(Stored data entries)
---
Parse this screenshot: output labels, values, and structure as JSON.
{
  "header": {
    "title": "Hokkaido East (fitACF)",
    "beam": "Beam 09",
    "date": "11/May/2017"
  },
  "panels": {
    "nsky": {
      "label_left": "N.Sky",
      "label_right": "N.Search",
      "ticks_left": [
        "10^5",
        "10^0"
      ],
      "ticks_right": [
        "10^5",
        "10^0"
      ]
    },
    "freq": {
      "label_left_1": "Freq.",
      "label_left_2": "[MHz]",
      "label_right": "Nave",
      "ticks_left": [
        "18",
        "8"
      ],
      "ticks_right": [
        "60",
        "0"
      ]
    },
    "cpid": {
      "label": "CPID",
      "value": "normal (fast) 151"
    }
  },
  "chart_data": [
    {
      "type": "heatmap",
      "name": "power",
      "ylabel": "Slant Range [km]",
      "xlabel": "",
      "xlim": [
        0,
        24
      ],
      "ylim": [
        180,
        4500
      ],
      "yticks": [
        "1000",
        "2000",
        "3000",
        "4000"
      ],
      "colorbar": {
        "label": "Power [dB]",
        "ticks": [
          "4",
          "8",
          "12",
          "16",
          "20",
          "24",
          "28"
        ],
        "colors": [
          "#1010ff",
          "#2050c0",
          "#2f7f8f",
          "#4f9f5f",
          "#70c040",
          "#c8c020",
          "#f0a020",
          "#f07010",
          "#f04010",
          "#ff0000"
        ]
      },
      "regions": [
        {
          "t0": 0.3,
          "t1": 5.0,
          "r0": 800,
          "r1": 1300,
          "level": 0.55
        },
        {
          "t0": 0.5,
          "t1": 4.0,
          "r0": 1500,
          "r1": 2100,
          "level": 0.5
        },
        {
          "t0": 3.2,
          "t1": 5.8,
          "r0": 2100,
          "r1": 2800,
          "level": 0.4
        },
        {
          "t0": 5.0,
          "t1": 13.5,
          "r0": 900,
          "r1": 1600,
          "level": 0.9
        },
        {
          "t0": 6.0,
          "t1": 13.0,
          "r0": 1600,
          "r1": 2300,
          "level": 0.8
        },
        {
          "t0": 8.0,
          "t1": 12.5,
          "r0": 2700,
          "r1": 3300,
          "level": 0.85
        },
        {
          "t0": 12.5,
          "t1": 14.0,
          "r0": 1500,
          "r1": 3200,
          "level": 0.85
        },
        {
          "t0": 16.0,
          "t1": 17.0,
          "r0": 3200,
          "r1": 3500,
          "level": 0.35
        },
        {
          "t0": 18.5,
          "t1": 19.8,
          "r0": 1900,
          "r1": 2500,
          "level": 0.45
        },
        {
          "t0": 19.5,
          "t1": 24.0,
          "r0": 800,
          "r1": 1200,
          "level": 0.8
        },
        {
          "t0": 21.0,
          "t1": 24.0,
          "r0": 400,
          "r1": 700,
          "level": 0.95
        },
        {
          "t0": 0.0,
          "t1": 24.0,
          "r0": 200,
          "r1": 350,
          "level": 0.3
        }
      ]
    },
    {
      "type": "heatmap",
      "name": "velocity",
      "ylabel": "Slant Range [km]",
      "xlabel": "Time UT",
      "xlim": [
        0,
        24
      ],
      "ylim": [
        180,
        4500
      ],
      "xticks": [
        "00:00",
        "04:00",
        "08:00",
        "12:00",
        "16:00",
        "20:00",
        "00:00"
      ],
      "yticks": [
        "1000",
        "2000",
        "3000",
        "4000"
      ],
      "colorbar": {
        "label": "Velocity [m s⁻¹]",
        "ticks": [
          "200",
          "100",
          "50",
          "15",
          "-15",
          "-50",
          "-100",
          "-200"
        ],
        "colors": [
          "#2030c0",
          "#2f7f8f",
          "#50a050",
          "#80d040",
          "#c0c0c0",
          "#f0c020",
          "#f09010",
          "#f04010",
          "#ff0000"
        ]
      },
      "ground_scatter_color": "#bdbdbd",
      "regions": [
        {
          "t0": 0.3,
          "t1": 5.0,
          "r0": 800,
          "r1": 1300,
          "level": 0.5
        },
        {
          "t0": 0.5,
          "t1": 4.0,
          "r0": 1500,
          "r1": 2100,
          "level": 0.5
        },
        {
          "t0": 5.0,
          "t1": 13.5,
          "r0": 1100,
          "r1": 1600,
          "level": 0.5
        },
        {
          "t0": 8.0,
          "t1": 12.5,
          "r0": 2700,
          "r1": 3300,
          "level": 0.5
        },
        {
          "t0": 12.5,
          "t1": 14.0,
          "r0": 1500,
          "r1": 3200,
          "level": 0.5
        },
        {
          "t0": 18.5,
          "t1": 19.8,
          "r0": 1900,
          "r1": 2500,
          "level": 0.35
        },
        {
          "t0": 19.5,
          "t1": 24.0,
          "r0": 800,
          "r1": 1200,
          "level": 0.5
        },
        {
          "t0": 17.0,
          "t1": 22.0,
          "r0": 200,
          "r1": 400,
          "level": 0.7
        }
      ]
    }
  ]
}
---
Reproduce each record exactly as it appears.

### COMPLETE RESPONSE
Parse this screenshot: output labels, values, and structure as JSON.
{
  "header": {
    "title": "Hokkaido East (fitACF)",
    "beam": "Beam 09",
    "date": "11/May/2017"
  },
  "panels": {
    "nsky": {
      "label_left": "N.Sky",
      "label_right": "N.Search",
      "ticks_left": [
        "10^5",
        "10^0"
      ],
      "ticks_right": [
        "10^5",
        "10^0"
      ]
    },
    "freq": {
      "label_left_1": "Freq.",
      "label_left_2": "[MHz]",
      "label_right": "Nave",
      "ticks_left": [
        "18",
        "8"
      ],
      "ticks_right": [
        "60",
        "0"
      ]
    },
    "cpid": {
      "label": "CPID",
      "value": "normal (fast) 151"
    }
  },
  "chart_data": [
    {
      "type": "heatmap",
      "name": "power",
      "ylabel": "Slant Range [km]",
      "xlabel": "",
      "xlim": [
        0,
        24
      ],
      "ylim": [
        180,
        4500
      ],
      "yticks": [
        "1000",
        "2000",
        "3000",
        "4000"
      ],
      "colorbar": {
        "label": "Power [dB]",
        "ticks": [
          "4",
          "8",
          "12",
          "16",
          "20",
          "24",
          "28"
        ],
        "colors": [
          "#1010ff",
          "#2050c0",
          "#2f7f8f",
          "#4f9f5f",
          "#70c040",
          "#c8c020",
          "#f0a020",
          "#f07010",
          "#f04010",
          "#ff0000"
        ]
      },
      "regions": [
        {
          "t0": 0.3,
          "t1": 5.0,
          "r0": 800,
          "r1": 1300,
          "level": 0.55
        },
        {
          "t0": 0.5,
          "t1": 4.0,
          "r0": 1500,
          "r1": 2100,
          "level": 0.5
        },
        {
          "t0": 3.2,
          "t1": 5.8,
          "r0": 2100,
          "r1": 2800,
          "level": 0.4
        },
        {
          "t0": 5.0,
          "t1": 13.5,
          "r0": 900,
          "r1": 1600,
          "level": 0.9
        },
        {
          "t0": 6.0,
          "t1": 13.0,
          "r0": 1600,
          "r1": 2300,
          "level": 0.8
        },
        {
          "t0": 8.0,
          "t1": 12.5,
          "r0": 2700,
          "r1": 3300,
          "level": 0.85
        },
        {
          "t0": 12.5,
          "t1": 14.0,
          "r0": 1500,
          "r1": 3200,
          "level": 0.85
        },
        {
          "t0": 16.0,
          "t1": 17.0,
          "r0": 3200,
          "r1": 3500,
          "level": 0.35
        },
        {
          "t0": 18.5,
          "t1": 19.8,
          "r0": 1900,
          "r1": 2500,
          "level": 0.45
        },
        {
          "t0": 19.5,
          "t1": 24.0,
          "r0": 800,
          "r1": 1200,
          "level": 0.8
        },
        {
          "t0": 21.0,
          "t1": 24.0,
          "r0": 400,
          "r1": 700,
          "level": 0.95
        },
        {
          "t0": 0.0,
          "t1": 24.0,
          "r0": 200,
          "r1": 350,
          "level": 0.3
        }
      ]
    },
    {
      "type": "heatmap",
      "name": "velocity",
      "ylabel": "Slant Range [km]",
      "xlabel": "Time UT",
      "xlim": [
        0,
        24
      ],
      "ylim": [
        180,
        4500
      ],
      "xticks": [
        "00:00",
        "04:00",
        "08:00",
        "12:00",
        "16:00",
        "20:00",
        "00:00"
      ],
      "yticks": [
        "1000",
        "2000",
        "3000",
        "4000"
      ],
      "colorbar": {
        "label": "Velocity [m s⁻¹]",
        "ticks": [
          "200",
          "100",
          "50",
          "15",
          "-15",
          "-50",
          "-100",
          "-200"
        ],
        "colors": [
          "#2030c0",
          "#2f7f8f",
          "#50a050",
          "#80d040",
          "#c0c0c0",
          "#f0c020",
          "#f09010",
          "#f04010",
          "#ff0000"
        ]
      },
      "ground_scatter_color": "#bdbdbd",
      "regions": [
        {
          "t0": 0.3,
          "t1": 5.0,
          "r0": 800,
          "r1": 1300,
          "level": 0.5
        },
        {
          "t0": 0.5,
          "t1": 4.0,
          "r0": 1500,
          "r1": 2100,
          "level": 0.5
        },
        {
          "t0": 5.0,
          "t1": 13.5,
          "r0": 1100,
          "r1": 1600,
          "level": 0.5
        },
        {
          "t0": 8.0,
          "t1": 12.5,
          "r0": 2700,
          "r1": 3300,
          "level": 0.5
        },
        {
          "t0": 12.5,
          "t1": 14.0,
          "r0": 1500,
          "r1": 3200,
          "level": 0.5
        },
        {
          "t0": 18.5,
          "t1": 19.8,
          "r0": 1900,
          "r1": 2500,
          "level": 0.35
        },
        {
          "t0": 19.5,
          "t1": 24.0,
          "r0": 800,
          "r1": 1200,
          "level": 0.5
        },
        {
          "t0": 17.0,
          "t1": 22.0,
          "r0": 200,
          "r1": 400,
          "level": 0.7
        }
      ]
    }
  ]
}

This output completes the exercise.